▶ **PROBLEM TO WORK ON**
Look over the lines below. Report each one that includes the string "name".

▶ **INPUT RECORDS**
____________________

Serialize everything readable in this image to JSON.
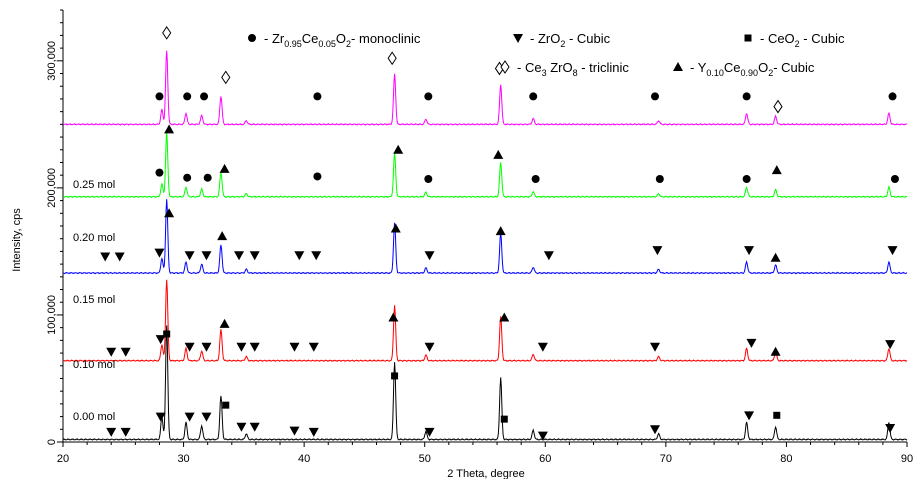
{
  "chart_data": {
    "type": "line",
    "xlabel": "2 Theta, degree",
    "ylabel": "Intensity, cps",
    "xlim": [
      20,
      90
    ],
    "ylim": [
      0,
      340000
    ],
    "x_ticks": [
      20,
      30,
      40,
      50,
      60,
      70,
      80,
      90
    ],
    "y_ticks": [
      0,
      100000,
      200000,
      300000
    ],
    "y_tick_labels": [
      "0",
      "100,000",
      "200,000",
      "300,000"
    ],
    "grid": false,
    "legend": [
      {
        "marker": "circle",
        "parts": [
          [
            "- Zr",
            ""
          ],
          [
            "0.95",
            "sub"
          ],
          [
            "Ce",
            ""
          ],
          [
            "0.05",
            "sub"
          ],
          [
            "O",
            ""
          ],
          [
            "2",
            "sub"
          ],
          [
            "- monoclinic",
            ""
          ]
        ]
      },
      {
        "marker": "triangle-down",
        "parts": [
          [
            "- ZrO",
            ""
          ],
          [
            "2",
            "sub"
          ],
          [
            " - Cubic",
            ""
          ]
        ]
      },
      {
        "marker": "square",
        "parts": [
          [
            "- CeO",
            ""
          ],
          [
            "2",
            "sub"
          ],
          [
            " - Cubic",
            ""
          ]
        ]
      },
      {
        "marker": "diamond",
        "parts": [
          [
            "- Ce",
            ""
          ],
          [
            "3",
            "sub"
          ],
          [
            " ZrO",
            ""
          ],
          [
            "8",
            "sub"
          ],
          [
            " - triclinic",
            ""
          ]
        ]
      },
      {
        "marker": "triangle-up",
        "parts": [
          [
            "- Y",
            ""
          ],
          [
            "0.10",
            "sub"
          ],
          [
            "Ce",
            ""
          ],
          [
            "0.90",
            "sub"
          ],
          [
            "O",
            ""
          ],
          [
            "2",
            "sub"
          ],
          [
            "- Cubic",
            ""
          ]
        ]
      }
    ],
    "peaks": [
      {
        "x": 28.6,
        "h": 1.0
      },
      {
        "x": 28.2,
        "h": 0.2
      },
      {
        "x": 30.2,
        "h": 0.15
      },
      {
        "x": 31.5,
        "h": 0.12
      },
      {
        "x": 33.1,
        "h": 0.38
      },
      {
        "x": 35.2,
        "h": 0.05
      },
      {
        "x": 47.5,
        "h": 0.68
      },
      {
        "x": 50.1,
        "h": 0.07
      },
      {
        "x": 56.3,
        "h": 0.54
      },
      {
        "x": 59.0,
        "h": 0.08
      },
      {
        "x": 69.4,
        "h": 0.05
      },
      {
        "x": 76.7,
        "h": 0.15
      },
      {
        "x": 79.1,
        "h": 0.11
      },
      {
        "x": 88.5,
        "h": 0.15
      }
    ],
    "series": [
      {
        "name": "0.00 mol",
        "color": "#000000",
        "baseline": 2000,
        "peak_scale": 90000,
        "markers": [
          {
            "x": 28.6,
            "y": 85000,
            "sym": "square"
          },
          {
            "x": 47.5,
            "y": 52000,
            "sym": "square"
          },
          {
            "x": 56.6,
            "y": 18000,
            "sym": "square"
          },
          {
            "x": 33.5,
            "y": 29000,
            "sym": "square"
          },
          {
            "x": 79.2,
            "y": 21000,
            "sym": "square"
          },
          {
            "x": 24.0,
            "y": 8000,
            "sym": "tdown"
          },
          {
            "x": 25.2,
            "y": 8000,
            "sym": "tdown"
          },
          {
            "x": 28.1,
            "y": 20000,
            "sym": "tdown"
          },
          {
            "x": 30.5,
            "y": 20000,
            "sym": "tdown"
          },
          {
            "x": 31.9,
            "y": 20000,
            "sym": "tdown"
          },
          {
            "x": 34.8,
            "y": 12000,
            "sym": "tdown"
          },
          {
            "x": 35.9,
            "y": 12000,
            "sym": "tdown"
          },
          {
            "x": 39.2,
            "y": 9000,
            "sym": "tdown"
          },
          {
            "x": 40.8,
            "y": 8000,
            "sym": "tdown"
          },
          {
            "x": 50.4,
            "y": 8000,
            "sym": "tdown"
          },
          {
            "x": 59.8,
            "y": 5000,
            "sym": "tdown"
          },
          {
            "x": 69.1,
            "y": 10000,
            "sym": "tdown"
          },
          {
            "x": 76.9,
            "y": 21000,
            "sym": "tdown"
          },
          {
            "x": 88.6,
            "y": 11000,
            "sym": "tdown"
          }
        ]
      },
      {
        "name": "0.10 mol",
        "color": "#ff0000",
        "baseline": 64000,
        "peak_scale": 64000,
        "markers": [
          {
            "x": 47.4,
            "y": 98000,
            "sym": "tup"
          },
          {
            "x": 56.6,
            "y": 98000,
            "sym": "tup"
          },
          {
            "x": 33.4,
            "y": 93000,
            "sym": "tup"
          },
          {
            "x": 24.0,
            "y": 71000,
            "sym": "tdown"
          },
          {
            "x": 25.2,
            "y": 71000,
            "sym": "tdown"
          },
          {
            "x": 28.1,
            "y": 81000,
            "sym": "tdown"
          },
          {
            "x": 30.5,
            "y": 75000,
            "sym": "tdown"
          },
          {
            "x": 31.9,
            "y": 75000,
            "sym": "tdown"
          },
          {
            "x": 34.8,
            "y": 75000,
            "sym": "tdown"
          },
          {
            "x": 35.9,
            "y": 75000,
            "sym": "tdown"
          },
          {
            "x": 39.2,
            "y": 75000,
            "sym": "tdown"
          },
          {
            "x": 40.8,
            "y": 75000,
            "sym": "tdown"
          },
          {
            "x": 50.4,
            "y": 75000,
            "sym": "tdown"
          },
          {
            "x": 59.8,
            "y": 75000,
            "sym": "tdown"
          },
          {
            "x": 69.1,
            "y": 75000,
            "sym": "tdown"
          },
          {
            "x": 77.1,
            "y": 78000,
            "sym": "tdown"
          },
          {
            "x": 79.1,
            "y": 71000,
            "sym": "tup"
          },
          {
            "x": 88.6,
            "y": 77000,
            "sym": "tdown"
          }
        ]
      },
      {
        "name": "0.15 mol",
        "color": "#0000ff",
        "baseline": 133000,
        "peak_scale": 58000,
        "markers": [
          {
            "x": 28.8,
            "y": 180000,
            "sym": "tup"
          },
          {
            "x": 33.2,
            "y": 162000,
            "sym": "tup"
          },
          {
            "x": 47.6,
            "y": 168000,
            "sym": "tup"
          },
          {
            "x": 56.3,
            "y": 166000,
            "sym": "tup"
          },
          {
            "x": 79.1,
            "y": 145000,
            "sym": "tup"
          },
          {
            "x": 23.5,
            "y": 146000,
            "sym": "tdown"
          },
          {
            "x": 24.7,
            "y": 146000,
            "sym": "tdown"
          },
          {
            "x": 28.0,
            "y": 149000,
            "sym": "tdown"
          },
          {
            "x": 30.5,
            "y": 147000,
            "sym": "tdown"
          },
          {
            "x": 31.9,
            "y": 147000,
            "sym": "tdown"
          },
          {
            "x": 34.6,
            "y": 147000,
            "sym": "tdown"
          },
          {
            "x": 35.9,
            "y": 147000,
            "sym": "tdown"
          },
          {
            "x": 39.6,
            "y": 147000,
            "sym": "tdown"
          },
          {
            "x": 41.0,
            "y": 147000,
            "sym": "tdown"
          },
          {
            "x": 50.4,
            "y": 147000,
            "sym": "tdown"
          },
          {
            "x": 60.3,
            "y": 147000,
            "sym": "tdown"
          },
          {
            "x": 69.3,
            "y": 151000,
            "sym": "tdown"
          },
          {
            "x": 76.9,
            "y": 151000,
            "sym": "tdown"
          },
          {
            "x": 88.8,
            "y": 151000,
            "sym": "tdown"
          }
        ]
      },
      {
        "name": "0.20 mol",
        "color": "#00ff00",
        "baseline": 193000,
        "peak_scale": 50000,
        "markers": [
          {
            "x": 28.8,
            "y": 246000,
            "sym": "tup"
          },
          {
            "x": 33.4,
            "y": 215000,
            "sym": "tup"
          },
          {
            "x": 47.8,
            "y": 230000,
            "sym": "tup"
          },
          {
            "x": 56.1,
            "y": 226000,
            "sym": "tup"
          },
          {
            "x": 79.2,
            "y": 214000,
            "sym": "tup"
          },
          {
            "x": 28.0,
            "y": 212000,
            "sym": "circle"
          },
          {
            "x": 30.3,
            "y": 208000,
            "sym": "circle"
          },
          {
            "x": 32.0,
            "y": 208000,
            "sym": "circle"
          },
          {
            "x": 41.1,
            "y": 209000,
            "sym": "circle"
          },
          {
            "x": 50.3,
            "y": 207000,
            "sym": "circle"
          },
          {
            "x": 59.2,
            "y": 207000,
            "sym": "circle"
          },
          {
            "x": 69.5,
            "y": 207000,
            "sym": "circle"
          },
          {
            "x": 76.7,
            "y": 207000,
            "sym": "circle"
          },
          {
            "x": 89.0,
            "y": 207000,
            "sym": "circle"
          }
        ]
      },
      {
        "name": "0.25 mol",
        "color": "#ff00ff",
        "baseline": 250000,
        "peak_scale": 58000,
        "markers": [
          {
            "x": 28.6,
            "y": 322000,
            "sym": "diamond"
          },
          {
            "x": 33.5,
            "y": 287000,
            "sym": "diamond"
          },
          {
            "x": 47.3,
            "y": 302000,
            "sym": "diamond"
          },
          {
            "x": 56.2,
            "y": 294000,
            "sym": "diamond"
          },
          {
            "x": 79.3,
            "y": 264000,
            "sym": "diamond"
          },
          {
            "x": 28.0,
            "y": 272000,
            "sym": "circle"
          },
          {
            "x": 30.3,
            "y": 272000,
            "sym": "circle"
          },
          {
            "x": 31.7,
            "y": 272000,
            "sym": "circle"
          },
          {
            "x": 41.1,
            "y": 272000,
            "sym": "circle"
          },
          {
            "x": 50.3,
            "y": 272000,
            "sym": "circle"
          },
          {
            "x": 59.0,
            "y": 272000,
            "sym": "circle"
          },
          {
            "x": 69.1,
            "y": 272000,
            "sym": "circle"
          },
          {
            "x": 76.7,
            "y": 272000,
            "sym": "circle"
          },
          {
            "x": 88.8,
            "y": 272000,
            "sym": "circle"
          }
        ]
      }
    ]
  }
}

____________________

▶ **CORRECT RESPONSE**
        "name": "0.00 mol",
        "name": "0.10 mol",
        "name": "0.15 mol",
        "name": "0.20 mol",
        "name": "0.25 mol",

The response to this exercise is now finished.